## RECORDS FOR THIS TASK
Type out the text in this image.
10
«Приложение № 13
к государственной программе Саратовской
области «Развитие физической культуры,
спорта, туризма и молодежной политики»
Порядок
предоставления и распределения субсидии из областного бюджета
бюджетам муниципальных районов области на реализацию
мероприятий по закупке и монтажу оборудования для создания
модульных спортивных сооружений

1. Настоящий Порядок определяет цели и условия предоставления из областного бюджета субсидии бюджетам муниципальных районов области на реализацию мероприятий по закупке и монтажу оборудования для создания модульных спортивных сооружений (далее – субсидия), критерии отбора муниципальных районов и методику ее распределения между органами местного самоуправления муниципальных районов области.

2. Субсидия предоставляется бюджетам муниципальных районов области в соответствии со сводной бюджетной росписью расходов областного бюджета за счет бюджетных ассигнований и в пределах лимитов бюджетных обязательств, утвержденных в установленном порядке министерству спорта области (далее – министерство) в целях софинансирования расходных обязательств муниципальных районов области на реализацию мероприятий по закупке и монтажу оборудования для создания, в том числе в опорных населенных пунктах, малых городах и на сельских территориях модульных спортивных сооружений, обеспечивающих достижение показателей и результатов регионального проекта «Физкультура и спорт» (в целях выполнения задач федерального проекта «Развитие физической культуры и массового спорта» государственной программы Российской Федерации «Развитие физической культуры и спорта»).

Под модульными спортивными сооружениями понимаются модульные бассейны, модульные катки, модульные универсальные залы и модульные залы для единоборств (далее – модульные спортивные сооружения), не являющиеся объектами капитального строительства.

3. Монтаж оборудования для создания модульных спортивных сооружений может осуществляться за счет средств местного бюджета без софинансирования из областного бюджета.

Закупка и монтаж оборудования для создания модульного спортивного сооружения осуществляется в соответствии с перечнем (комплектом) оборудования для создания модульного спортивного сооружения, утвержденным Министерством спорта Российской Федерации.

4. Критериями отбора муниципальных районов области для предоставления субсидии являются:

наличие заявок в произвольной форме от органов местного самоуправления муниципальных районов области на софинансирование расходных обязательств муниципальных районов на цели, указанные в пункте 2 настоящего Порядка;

## GIVEN EXERCISE
Write the entire listing out again, word for word.

## ANSWER BELOW
Type out the text in this image.
10
«Приложение № 13
к государственной программе Саратовской
области «Развитие физической культуры,
спорта, туризма и молодежной политики»
Порядок
предоставления и распределения субсидии из областного бюджета
бюджетам муниципальных районов области на реализацию
мероприятий по закупке и монтажу оборудования для создания
модульных спортивных сооружений

1. Настоящий Порядок определяет цели и условия предоставления из областного бюджета субсидии бюджетам муниципальных районов области на реализацию мероприятий по закупке и монтажу оборудования для создания модульных спортивных сооружений (далее – субсидия), критерии отбора муниципальных районов и методику ее распределения между органами местного самоуправления муниципальных районов области.

2. Субсидия предоставляется бюджетам муниципальных районов области в соответствии со сводной бюджетной росписью расходов областного бюджета за счет бюджетных ассигнований и в пределах лимитов бюджетных обязательств, утвержденных в установленном порядке министерству спорта области (далее – министерство) в целях софинансирования расходных обязательств муниципальных районов области на реализацию мероприятий по закупке и монтажу оборудования для создания, в том числе в опорных населенных пунктах, малых городах и на сельских территориях модульных спортивных сооружений, обеспечивающих достижение показателей и результатов регионального проекта «Физкультура и спорт» (в целях выполнения задач федерального проекта «Развитие физической культуры и массового спорта» государственной программы Российской Федерации «Развитие физической культуры и спорта»).

Под модульными спортивными сооружениями понимаются модульные бассейны, модульные катки, модульные универсальные залы и модульные залы для единоборств (далее – модульные спортивные сооружения), не являющиеся объектами капитального строительства.

3. Монтаж оборудования для создания модульных спортивных сооружений может осуществляться за счет средств местного бюджета без софинансирования из областного бюджета.

Закупка и монтаж оборудования для создания модульного спортивного сооружения осуществляется в соответствии с перечнем (комплектом) оборудования для создания модульного спортивного сооружения, утвержденным Министерством спорта Российской Федерации.

4. Критериями отбора муниципальных районов области для предоставления субсидии являются:

наличие заявок в произвольной форме от органов местного самоуправления муниципальных районов области на софинансирование расходных обязательств муниципальных районов на цели, указанные в пункте 2 настоящего Порядка;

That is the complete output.